RECORDS SHOWN
+ + + + + + +
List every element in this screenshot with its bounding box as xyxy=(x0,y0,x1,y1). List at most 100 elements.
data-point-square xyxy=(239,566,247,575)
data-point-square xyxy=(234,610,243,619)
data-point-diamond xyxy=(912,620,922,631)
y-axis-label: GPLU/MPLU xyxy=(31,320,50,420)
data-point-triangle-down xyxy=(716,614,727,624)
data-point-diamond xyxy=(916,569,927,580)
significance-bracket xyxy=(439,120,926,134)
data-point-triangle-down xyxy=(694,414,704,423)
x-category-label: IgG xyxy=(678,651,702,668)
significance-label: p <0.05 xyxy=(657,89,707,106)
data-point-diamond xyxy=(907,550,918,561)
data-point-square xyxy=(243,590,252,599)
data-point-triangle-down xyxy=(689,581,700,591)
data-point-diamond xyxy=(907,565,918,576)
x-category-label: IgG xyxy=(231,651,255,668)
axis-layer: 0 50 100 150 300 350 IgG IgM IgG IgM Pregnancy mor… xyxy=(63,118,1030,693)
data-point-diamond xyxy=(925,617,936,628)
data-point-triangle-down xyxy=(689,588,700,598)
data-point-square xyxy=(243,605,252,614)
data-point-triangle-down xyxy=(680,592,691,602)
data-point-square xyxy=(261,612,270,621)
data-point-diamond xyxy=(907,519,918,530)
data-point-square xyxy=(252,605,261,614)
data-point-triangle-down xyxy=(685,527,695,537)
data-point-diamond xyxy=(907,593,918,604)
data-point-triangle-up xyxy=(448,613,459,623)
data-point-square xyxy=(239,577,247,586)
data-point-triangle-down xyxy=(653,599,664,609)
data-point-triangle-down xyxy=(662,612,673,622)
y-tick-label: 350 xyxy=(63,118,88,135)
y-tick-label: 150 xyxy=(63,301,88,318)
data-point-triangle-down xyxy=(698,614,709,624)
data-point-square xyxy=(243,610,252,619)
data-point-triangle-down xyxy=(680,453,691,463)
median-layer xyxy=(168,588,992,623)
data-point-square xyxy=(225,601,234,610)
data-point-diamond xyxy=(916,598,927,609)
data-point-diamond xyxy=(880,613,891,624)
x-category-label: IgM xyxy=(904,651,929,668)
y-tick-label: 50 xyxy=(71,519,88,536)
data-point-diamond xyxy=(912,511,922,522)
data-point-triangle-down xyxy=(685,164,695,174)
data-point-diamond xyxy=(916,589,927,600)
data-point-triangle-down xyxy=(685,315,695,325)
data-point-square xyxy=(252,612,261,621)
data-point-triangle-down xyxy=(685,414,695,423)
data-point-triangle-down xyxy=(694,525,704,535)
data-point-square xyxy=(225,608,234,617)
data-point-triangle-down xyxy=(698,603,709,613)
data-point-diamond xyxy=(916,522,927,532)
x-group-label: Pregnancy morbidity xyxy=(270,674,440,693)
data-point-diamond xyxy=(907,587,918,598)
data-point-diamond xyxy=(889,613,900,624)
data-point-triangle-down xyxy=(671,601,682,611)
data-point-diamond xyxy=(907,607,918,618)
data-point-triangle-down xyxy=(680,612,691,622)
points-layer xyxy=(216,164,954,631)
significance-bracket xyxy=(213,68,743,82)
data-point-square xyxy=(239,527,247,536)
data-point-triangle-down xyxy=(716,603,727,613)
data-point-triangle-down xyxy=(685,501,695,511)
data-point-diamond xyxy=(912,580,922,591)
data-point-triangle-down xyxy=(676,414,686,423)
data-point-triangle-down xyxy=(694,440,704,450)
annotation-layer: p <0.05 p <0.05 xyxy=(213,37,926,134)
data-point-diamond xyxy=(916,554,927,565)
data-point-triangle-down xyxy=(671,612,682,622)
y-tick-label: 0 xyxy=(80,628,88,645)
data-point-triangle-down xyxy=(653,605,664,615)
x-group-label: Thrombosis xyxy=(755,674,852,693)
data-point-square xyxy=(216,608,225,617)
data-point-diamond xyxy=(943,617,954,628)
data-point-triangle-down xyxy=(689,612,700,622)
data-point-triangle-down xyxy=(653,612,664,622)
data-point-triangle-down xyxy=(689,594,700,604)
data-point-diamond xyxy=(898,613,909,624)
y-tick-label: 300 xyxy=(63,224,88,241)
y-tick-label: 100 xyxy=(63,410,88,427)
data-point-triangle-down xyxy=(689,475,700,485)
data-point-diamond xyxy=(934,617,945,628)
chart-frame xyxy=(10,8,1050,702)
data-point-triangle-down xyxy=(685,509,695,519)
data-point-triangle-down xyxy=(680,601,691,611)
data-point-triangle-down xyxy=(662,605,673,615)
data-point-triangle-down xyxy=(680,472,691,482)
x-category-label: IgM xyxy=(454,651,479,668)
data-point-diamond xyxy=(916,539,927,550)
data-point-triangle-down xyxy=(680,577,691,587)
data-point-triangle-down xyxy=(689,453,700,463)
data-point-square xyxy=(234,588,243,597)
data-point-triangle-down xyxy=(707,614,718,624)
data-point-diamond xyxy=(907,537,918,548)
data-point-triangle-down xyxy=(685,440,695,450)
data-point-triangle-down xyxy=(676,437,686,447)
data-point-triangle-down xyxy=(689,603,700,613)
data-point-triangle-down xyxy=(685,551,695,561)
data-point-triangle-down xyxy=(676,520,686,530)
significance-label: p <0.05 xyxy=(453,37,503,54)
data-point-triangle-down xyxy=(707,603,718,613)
+ + + + + + +
WHAT YOU HAVE TO DO
Could you reproduce the listing above, renaming every "data-point-diamond" to "data-point-rhombus" and leaving everything else unchanged?

OUTPUT FOR THIS EXERCISE
List every element in this screenshot with its bounding box as xyxy=(x0,y0,x1,y1). List at most 100 elements.
data-point-square xyxy=(239,566,247,575)
data-point-square xyxy=(234,610,243,619)
data-point-rhombus xyxy=(912,620,922,631)
y-axis-label: GPLU/MPLU xyxy=(31,320,50,420)
data-point-triangle-down xyxy=(716,614,727,624)
data-point-rhombus xyxy=(916,569,927,580)
significance-bracket xyxy=(439,120,926,134)
data-point-triangle-down xyxy=(694,414,704,423)
x-category-label: IgG xyxy=(678,651,702,668)
significance-label: p <0.05 xyxy=(657,89,707,106)
data-point-rhombus xyxy=(907,550,918,561)
data-point-square xyxy=(243,590,252,599)
data-point-triangle-down xyxy=(689,581,700,591)
data-point-rhombus xyxy=(907,565,918,576)
x-category-label: IgG xyxy=(231,651,255,668)
axis-layer: 0 50 100 150 300 350 IgG IgM IgG IgM Pregnancy mor… xyxy=(63,118,1030,693)
data-point-rhombus xyxy=(925,617,936,628)
data-point-triangle-down xyxy=(689,588,700,598)
data-point-square xyxy=(243,605,252,614)
data-point-triangle-down xyxy=(680,592,691,602)
data-point-square xyxy=(261,612,270,621)
data-point-rhombus xyxy=(907,519,918,530)
data-point-square xyxy=(252,605,261,614)
data-point-triangle-down xyxy=(685,527,695,537)
data-point-rhombus xyxy=(907,593,918,604)
data-point-triangle-up xyxy=(448,613,459,623)
data-point-square xyxy=(239,577,247,586)
data-point-triangle-down xyxy=(653,599,664,609)
data-point-triangle-down xyxy=(662,612,673,622)
y-tick-label: 350 xyxy=(63,118,88,135)
y-tick-label: 150 xyxy=(63,301,88,318)
data-point-triangle-down xyxy=(698,614,709,624)
data-point-square xyxy=(243,610,252,619)
data-point-triangle-down xyxy=(680,453,691,463)
median-layer xyxy=(168,588,992,623)
data-point-square xyxy=(225,601,234,610)
data-point-rhombus xyxy=(916,598,927,609)
data-point-rhombus xyxy=(880,613,891,624)
x-category-label: IgM xyxy=(904,651,929,668)
y-tick-label: 50 xyxy=(71,519,88,536)
data-point-rhombus xyxy=(912,511,922,522)
data-point-triangle-down xyxy=(685,164,695,174)
data-point-rhombus xyxy=(916,589,927,600)
data-point-triangle-down xyxy=(685,315,695,325)
data-point-square xyxy=(252,612,261,621)
data-point-triangle-down xyxy=(685,414,695,423)
data-point-triangle-down xyxy=(694,525,704,535)
data-point-square xyxy=(225,608,234,617)
data-point-triangle-down xyxy=(698,603,709,613)
data-point-rhombus xyxy=(916,522,927,532)
x-group-label: Pregnancy morbidity xyxy=(270,674,440,693)
data-point-rhombus xyxy=(907,587,918,598)
data-point-rhombus xyxy=(889,613,900,624)
data-point-triangle-down xyxy=(671,601,682,611)
data-point-rhombus xyxy=(907,607,918,618)
data-point-triangle-down xyxy=(680,612,691,622)
points-layer xyxy=(216,164,954,631)
significance-bracket xyxy=(213,68,743,82)
data-point-square xyxy=(239,527,247,536)
data-point-triangle-down xyxy=(716,603,727,613)
data-point-triangle-down xyxy=(685,501,695,511)
data-point-rhombus xyxy=(912,580,922,591)
data-point-triangle-down xyxy=(676,414,686,423)
data-point-triangle-down xyxy=(694,440,704,450)
annotation-layer: p <0.05 p <0.05 xyxy=(213,37,926,134)
data-point-rhombus xyxy=(916,554,927,565)
data-point-triangle-down xyxy=(671,612,682,622)
y-tick-label: 0 xyxy=(80,628,88,645)
data-point-triangle-down xyxy=(653,605,664,615)
x-group-label: Thrombosis xyxy=(755,674,852,693)
data-point-square xyxy=(216,608,225,617)
data-point-rhombus xyxy=(943,617,954,628)
data-point-triangle-down xyxy=(689,612,700,622)
data-point-triangle-down xyxy=(653,612,664,622)
data-point-triangle-down xyxy=(689,594,700,604)
data-point-rhombus xyxy=(898,613,909,624)
y-tick-label: 300 xyxy=(63,224,88,241)
y-tick-label: 100 xyxy=(63,410,88,427)
data-point-triangle-down xyxy=(689,475,700,485)
data-point-rhombus xyxy=(934,617,945,628)
chart-frame xyxy=(10,8,1050,702)
data-point-triangle-down xyxy=(685,509,695,519)
data-point-triangle-down xyxy=(680,601,691,611)
data-point-triangle-down xyxy=(662,605,673,615)
data-point-triangle-down xyxy=(680,472,691,482)
x-category-label: IgM xyxy=(454,651,479,668)
data-point-rhombus xyxy=(916,539,927,550)
data-point-triangle-down xyxy=(680,577,691,587)
data-point-triangle-down xyxy=(689,453,700,463)
data-point-square xyxy=(234,588,243,597)
data-point-triangle-down xyxy=(707,614,718,624)
data-point-rhombus xyxy=(907,537,918,548)
data-point-triangle-down xyxy=(685,440,695,450)
data-point-triangle-down xyxy=(676,437,686,447)
data-point-triangle-down xyxy=(689,603,700,613)
data-point-triangle-down xyxy=(685,551,695,561)
data-point-triangle-down xyxy=(676,520,686,530)
significance-label: p <0.05 xyxy=(453,37,503,54)
data-point-triangle-down xyxy=(707,603,718,613)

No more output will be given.